--- BEGIN ---

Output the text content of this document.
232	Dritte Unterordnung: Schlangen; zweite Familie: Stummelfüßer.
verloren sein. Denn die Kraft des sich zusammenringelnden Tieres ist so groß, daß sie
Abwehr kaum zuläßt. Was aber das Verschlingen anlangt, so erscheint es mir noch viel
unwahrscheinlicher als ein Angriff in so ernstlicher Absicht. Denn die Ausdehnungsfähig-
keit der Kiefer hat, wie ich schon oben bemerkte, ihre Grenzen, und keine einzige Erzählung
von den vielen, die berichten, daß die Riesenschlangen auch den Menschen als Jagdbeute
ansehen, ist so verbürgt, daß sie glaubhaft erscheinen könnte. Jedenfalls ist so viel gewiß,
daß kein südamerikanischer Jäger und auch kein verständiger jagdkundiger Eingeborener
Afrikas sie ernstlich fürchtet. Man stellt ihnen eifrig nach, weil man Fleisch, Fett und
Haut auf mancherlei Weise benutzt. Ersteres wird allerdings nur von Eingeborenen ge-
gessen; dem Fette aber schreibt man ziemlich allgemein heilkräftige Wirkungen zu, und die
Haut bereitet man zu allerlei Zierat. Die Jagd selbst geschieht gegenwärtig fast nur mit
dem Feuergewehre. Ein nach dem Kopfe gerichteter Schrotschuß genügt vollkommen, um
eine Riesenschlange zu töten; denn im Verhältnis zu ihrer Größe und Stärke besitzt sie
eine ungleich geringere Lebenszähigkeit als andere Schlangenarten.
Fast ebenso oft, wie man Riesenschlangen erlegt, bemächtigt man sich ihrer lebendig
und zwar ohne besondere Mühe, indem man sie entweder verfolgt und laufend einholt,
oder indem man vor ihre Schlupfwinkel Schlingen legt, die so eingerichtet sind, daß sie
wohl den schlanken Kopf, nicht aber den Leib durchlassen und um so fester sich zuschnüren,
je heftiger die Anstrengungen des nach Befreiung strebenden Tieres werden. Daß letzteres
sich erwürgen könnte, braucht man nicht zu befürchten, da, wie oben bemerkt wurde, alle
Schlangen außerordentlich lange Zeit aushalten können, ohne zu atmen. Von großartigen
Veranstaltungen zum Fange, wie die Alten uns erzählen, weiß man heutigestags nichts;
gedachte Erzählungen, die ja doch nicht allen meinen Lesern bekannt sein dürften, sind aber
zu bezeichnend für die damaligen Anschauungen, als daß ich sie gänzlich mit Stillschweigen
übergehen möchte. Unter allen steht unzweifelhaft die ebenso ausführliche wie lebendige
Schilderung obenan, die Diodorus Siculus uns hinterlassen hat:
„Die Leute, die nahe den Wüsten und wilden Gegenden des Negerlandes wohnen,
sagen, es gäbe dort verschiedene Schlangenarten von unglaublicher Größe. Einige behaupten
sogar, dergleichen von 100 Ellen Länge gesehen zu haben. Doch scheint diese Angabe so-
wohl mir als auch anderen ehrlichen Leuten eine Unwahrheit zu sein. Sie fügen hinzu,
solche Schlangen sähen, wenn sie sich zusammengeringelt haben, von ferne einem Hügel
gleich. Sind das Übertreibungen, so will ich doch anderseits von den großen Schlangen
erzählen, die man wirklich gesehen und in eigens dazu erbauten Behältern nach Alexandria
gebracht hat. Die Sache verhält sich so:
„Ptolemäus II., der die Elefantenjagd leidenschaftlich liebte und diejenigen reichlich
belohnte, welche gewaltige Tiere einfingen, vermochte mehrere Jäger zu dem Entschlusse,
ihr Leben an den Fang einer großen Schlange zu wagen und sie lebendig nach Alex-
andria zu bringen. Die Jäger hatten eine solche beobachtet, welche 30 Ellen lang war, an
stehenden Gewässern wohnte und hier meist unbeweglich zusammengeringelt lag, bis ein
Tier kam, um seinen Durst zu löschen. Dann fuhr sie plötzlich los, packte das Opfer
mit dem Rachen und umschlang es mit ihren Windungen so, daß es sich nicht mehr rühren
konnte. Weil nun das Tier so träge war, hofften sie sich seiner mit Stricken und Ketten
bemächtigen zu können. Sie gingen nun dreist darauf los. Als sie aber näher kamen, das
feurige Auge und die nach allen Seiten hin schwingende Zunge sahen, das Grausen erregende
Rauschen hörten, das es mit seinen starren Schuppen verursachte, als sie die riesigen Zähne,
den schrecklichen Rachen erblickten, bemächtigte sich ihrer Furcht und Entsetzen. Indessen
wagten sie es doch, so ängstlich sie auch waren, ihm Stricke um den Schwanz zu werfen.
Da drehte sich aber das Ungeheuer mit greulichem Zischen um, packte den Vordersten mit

--- END ---

◆ Given task: Write the entries again, exactly as they stand.

◆ Exercise result:
Output the text content of this document.
232	Dritte Unterordnung: Schlangen; zweite Familie: Stummelfüßer.
verloren sein. Denn die Kraft des sich zusammenringelnden Tieres ist so groß, daß sie
Abwehr kaum zuläßt. Was aber das Verschlingen anlangt, so erscheint es mir noch viel
unwahrscheinlicher als ein Angriff in so ernstlicher Absicht. Denn die Ausdehnungsfähig-
keit der Kiefer hat, wie ich schon oben bemerkte, ihre Grenzen, und keine einzige Erzählung
von den vielen, die berichten, daß die Riesenschlangen auch den Menschen als Jagdbeute
ansehen, ist so verbürgt, daß sie glaubhaft erscheinen könnte. Jedenfalls ist so viel gewiß,
daß kein südamerikanischer Jäger und auch kein verständiger jagdkundiger Eingeborener
Afrikas sie ernstlich fürchtet. Man stellt ihnen eifrig nach, weil man Fleisch, Fett und
Haut auf mancherlei Weise benutzt. Ersteres wird allerdings nur von Eingeborenen ge-
gessen; dem Fette aber schreibt man ziemlich allgemein heilkräftige Wirkungen zu, und die
Haut bereitet man zu allerlei Zierat. Die Jagd selbst geschieht gegenwärtig fast nur mit
dem Feuergewehre. Ein nach dem Kopfe gerichteter Schrotschuß genügt vollkommen, um
eine Riesenschlange zu töten; denn im Verhältnis zu ihrer Größe und Stärke besitzt sie
eine ungleich geringere Lebenszähigkeit als andere Schlangenarten.
Fast ebenso oft, wie man Riesenschlangen erlegt, bemächtigt man sich ihrer lebendig
und zwar ohne besondere Mühe, indem man sie entweder verfolgt und laufend einholt,
oder indem man vor ihre Schlupfwinkel Schlingen legt, die so eingerichtet sind, daß sie
wohl den schlanken Kopf, nicht aber den Leib durchlassen und um so fester sich zuschnüren,
je heftiger die Anstrengungen des nach Befreiung strebenden Tieres werden. Daß letzteres
sich erwürgen könnte, braucht man nicht zu befürchten, da, wie oben bemerkt wurde, alle
Schlangen außerordentlich lange Zeit aushalten können, ohne zu atmen. Von großartigen
Veranstaltungen zum Fange, wie die Alten uns erzählen, weiß man heutigestags nichts;
gedachte Erzählungen, die ja doch nicht allen meinen Lesern bekannt sein dürften, sind aber
zu bezeichnend für die damaligen Anschauungen, als daß ich sie gänzlich mit Stillschweigen
übergehen möchte. Unter allen steht unzweifelhaft die ebenso ausführliche wie lebendige
Schilderung obenan, die Diodorus Siculus uns hinterlassen hat:
„Die Leute, die nahe den Wüsten und wilden Gegenden des Negerlandes wohnen,
sagen, es gäbe dort verschiedene Schlangenarten von unglaublicher Größe. Einige behaupten
sogar, dergleichen von 100 Ellen Länge gesehen zu haben. Doch scheint diese Angabe so-
wohl mir als auch anderen ehrlichen Leuten eine Unwahrheit zu sein. Sie fügen hinzu,
solche Schlangen sähen, wenn sie sich zusammengeringelt haben, von ferne einem Hügel
gleich. Sind das Übertreibungen, so will ich doch anderseits von den großen Schlangen
erzählen, die man wirklich gesehen und in eigens dazu erbauten Behältern nach Alexandria
gebracht hat. Die Sache verhält sich so:
„Ptolemäus II., der die Elefantenjagd leidenschaftlich liebte und diejenigen reichlich
belohnte, welche gewaltige Tiere einfingen, vermochte mehrere Jäger zu dem Entschlusse,
ihr Leben an den Fang einer großen Schlange zu wagen und sie lebendig nach Alex-
andria zu bringen. Die Jäger hatten eine solche beobachtet, welche 30 Ellen lang war, an
stehenden Gewässern wohnte und hier meist unbeweglich zusammengeringelt lag, bis ein
Tier kam, um seinen Durst zu löschen. Dann fuhr sie plötzlich los, packte das Opfer
mit dem Rachen und umschlang es mit ihren Windungen so, daß es sich nicht mehr rühren
konnte. Weil nun das Tier so träge war, hofften sie sich seiner mit Stricken und Ketten
bemächtigen zu können. Sie gingen nun dreist darauf los. Als sie aber näher kamen, das
feurige Auge und die nach allen Seiten hin schwingende Zunge sahen, das Grausen erregende
Rauschen hörten, das es mit seinen starren Schuppen verursachte, als sie die riesigen Zähne,
den schrecklichen Rachen erblickten, bemächtigte sich ihrer Furcht und Entsetzen. Indessen
wagten sie es doch, so ängstlich sie auch waren, ihm Stricke um den Schwanz zu werfen.
Da drehte sich aber das Ungeheuer mit greulichem Zischen um, packte den Vordersten mit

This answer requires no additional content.